= Information supplied =

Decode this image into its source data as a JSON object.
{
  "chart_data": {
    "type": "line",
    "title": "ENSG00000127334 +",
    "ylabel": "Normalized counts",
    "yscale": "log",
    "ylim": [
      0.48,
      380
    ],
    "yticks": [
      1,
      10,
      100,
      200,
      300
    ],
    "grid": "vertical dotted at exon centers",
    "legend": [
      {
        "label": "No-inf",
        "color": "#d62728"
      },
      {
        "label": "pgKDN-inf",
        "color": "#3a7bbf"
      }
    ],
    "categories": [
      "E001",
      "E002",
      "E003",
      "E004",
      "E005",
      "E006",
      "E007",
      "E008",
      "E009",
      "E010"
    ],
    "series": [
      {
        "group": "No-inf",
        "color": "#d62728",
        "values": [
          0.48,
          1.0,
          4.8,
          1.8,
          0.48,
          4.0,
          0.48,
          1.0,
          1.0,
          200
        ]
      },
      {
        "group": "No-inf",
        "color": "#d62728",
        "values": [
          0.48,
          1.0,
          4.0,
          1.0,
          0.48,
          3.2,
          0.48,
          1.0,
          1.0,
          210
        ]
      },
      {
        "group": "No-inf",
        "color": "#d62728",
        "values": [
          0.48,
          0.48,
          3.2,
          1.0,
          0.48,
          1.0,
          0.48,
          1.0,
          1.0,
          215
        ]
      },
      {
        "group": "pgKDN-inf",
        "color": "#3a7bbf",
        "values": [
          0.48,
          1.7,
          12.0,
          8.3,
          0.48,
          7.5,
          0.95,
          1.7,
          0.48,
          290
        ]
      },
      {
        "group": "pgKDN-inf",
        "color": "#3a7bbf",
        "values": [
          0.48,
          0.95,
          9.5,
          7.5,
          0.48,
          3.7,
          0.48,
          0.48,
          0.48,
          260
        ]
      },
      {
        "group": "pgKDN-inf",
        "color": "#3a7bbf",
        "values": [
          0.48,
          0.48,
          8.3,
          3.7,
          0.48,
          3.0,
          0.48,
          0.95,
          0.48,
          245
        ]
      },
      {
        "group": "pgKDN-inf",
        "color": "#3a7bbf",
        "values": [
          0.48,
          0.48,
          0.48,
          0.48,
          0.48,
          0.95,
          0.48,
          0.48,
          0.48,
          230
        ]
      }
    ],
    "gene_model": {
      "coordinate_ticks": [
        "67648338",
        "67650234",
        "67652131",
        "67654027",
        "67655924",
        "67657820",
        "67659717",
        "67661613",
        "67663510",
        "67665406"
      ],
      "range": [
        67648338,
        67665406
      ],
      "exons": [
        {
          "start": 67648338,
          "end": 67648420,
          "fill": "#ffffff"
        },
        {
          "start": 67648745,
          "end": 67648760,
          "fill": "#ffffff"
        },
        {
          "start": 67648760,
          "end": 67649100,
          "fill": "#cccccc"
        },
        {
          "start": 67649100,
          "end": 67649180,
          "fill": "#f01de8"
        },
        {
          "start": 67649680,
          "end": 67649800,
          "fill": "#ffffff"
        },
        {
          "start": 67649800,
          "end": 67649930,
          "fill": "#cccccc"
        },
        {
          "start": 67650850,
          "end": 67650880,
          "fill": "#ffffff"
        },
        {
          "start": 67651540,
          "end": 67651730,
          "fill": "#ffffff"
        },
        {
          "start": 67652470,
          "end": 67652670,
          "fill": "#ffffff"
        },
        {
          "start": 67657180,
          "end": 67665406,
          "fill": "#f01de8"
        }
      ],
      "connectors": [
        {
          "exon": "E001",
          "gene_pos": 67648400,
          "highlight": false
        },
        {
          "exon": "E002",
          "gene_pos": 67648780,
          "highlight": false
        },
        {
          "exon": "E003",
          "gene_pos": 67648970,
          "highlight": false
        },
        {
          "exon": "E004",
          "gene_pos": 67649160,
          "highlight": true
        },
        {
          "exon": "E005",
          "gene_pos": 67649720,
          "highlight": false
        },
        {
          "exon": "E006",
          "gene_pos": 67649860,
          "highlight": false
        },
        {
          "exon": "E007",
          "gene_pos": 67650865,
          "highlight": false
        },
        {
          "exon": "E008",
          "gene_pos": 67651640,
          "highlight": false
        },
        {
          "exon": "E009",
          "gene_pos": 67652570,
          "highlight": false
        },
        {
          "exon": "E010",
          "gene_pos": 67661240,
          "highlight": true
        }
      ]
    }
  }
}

= Problem to work on =
Return the material exactly as it stands.

= Exercise response =
Decode this image into its source data as a JSON object.
{
  "chart_data": {
    "type": "line",
    "title": "ENSG00000127334 +",
    "ylabel": "Normalized counts",
    "yscale": "log",
    "ylim": [
      0.48,
      380
    ],
    "yticks": [
      1,
      10,
      100,
      200,
      300
    ],
    "grid": "vertical dotted at exon centers",
    "legend": [
      {
        "label": "No-inf",
        "color": "#d62728"
      },
      {
        "label": "pgKDN-inf",
        "color": "#3a7bbf"
      }
    ],
    "categories": [
      "E001",
      "E002",
      "E003",
      "E004",
      "E005",
      "E006",
      "E007",
      "E008",
      "E009",
      "E010"
    ],
    "series": [
      {
        "group": "No-inf",
        "color": "#d62728",
        "values": [
          0.48,
          1.0,
          4.8,
          1.8,
          0.48,
          4.0,
          0.48,
          1.0,
          1.0,
          200
        ]
      },
      {
        "group": "No-inf",
        "color": "#d62728",
        "values": [
          0.48,
          1.0,
          4.0,
          1.0,
          0.48,
          3.2,
          0.48,
          1.0,
          1.0,
          210
        ]
      },
      {
        "group": "No-inf",
        "color": "#d62728",
        "values": [
          0.48,
          0.48,
          3.2,
          1.0,
          0.48,
          1.0,
          0.48,
          1.0,
          1.0,
          215
        ]
      },
      {
        "group": "pgKDN-inf",
        "color": "#3a7bbf",
        "values": [
          0.48,
          1.7,
          12.0,
          8.3,
          0.48,
          7.5,
          0.95,
          1.7,
          0.48,
          290
        ]
      },
      {
        "group": "pgKDN-inf",
        "color": "#3a7bbf",
        "values": [
          0.48,
          0.95,
          9.5,
          7.5,
          0.48,
          3.7,
          0.48,
          0.48,
          0.48,
          260
        ]
      },
      {
        "group": "pgKDN-inf",
        "color": "#3a7bbf",
        "values": [
          0.48,
          0.48,
          8.3,
          3.7,
          0.48,
          3.0,
          0.48,
          0.95,
          0.48,
          245
        ]
      },
      {
        "group": "pgKDN-inf",
        "color": "#3a7bbf",
        "values": [
          0.48,
          0.48,
          0.48,
          0.48,
          0.48,
          0.95,
          0.48,
          0.48,
          0.48,
          230
        ]
      }
    ],
    "gene_model": {
      "coordinate_ticks": [
        "67648338",
        "67650234",
        "67652131",
        "67654027",
        "67655924",
        "67657820",
        "67659717",
        "67661613",
        "67663510",
        "67665406"
      ],
      "range": [
        67648338,
        67665406
      ],
      "exons": [
        {
          "start": 67648338,
          "end": 67648420,
          "fill": "#ffffff"
        },
        {
          "start": 67648745,
          "end": 67648760,
          "fill": "#ffffff"
        },
        {
          "start": 67648760,
          "end": 67649100,
          "fill": "#cccccc"
        },
        {
          "start": 67649100,
          "end": 67649180,
          "fill": "#f01de8"
        },
        {
          "start": 67649680,
          "end": 67649800,
          "fill": "#ffffff"
        },
        {
          "start": 67649800,
          "end": 67649930,
          "fill": "#cccccc"
        },
        {
          "start": 67650850,
          "end": 67650880,
          "fill": "#ffffff"
        },
        {
          "start": 67651540,
          "end": 67651730,
          "fill": "#ffffff"
        },
        {
          "start": 67652470,
          "end": 67652670,
          "fill": "#ffffff"
        },
        {
          "start": 67657180,
          "end": 67665406,
          "fill": "#f01de8"
        }
      ],
      "connectors": [
        {
          "exon": "E001",
          "gene_pos": 67648400,
          "highlight": false
        },
        {
          "exon": "E002",
          "gene_pos": 67648780,
          "highlight": false
        },
        {
          "exon": "E003",
          "gene_pos": 67648970,
          "highlight": false
        },
        {
          "exon": "E004",
          "gene_pos": 67649160,
          "highlight": true
        },
        {
          "exon": "E005",
          "gene_pos": 67649720,
          "highlight": false
        },
        {
          "exon": "E006",
          "gene_pos": 67649860,
          "highlight": false
        },
        {
          "exon": "E007",
          "gene_pos": 67650865,
          "highlight": false
        },
        {
          "exon": "E008",
          "gene_pos": 67651640,
          "highlight": false
        },
        {
          "exon": "E009",
          "gene_pos": 67652570,
          "highlight": false
        },
        {
          "exon": "E010",
          "gene_pos": 67661240,
          "highlight": true
        }
      ]
    }
  }
}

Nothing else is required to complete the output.